Challenge |
Copy every line from the material below that holds "PRES".

Recorded information |
# # # # # # #

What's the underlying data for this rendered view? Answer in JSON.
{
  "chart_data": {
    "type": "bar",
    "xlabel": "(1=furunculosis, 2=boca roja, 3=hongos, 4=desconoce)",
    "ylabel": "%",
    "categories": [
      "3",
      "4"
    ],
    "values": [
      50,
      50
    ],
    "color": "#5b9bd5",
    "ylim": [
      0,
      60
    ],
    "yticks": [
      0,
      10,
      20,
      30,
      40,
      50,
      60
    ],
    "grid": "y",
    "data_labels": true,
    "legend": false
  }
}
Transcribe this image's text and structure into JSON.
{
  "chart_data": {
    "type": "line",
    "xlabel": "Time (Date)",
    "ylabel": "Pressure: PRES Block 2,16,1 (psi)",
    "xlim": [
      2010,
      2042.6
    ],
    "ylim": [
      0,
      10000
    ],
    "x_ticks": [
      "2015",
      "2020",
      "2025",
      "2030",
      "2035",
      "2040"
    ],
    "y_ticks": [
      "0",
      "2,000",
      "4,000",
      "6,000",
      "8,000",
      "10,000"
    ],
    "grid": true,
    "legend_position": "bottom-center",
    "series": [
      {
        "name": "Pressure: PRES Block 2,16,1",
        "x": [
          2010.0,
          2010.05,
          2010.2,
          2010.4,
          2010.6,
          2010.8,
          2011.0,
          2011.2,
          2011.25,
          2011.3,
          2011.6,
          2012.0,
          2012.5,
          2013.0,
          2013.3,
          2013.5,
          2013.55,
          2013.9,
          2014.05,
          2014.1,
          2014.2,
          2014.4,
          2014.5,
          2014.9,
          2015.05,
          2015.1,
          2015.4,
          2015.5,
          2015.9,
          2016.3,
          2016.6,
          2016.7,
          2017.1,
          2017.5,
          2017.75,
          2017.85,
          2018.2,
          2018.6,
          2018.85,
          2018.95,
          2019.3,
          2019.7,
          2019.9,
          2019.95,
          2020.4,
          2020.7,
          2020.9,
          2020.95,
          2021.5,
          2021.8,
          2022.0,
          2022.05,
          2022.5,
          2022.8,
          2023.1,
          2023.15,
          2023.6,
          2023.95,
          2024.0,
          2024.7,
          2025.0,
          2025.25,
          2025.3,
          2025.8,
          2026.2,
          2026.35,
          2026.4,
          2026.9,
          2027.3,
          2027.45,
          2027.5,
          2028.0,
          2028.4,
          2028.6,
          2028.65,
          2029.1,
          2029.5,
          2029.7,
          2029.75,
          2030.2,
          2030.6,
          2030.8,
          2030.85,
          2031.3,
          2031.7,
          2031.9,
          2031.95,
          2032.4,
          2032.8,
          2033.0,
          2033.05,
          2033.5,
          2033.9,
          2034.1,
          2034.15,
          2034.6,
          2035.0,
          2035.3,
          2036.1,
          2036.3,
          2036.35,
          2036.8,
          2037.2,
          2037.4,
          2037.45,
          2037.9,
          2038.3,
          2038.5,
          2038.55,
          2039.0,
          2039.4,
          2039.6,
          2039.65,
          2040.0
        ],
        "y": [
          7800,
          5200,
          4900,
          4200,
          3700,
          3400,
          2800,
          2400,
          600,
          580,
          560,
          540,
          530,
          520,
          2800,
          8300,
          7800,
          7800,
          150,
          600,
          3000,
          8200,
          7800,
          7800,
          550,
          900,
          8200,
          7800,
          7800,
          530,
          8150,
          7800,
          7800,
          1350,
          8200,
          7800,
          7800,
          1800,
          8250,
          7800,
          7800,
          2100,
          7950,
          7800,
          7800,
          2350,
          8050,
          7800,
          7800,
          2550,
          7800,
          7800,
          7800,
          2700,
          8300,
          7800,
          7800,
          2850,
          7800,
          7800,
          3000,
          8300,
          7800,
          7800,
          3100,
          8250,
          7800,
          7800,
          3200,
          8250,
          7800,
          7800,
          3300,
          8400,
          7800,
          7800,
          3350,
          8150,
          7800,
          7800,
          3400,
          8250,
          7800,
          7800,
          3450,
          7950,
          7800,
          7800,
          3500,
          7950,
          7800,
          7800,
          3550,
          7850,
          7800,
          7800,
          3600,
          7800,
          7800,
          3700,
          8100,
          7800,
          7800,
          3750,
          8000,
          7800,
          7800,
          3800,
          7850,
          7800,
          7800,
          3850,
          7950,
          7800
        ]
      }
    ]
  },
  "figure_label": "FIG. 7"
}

# # # # # # #

Full solution |
    "ylabel": "Pressure: PRES Block 2,16,1 (psi)",
        "name": "Pressure: PRES Block 2,16,1",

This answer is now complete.